Job: Reproduce all entries precisely as they are written.

Information given:
■ ■ ■ ■

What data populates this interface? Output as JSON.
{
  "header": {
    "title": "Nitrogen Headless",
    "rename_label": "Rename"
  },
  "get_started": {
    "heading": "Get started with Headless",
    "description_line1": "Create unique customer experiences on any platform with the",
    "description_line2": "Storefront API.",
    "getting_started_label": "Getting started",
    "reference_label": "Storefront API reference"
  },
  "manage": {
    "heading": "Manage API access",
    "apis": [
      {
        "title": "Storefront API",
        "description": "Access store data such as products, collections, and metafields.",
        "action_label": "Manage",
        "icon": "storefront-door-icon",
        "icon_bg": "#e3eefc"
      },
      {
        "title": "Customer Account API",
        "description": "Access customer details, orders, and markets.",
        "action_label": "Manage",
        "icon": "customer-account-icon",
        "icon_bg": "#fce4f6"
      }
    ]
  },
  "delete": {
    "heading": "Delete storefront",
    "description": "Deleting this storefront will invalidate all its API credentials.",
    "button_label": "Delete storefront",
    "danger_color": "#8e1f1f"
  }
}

■ ■ ■ ■

Reply to the task:
What data populates this interface? Output as JSON.
{
  "header": {
    "title": "Nitrogen Headless",
    "rename_label": "Rename"
  },
  "get_started": {
    "heading": "Get started with Headless",
    "description_line1": "Create unique customer experiences on any platform with the",
    "description_line2": "Storefront API.",
    "getting_started_label": "Getting started",
    "reference_label": "Storefront API reference"
  },
  "manage": {
    "heading": "Manage API access",
    "apis": [
      {
        "title": "Storefront API",
        "description": "Access store data such as products, collections, and metafields.",
        "action_label": "Manage",
        "icon": "storefront-door-icon",
        "icon_bg": "#e3eefc"
      },
      {
        "title": "Customer Account API",
        "description": "Access customer details, orders, and markets.",
        "action_label": "Manage",
        "icon": "customer-account-icon",
        "icon_bg": "#fce4f6"
      }
    ]
  },
  "delete": {
    "heading": "Delete storefront",
    "description": "Deleting this storefront will invalidate all its API credentials.",
    "button_label": "Delete storefront",
    "danger_color": "#8e1f1f"
  }
}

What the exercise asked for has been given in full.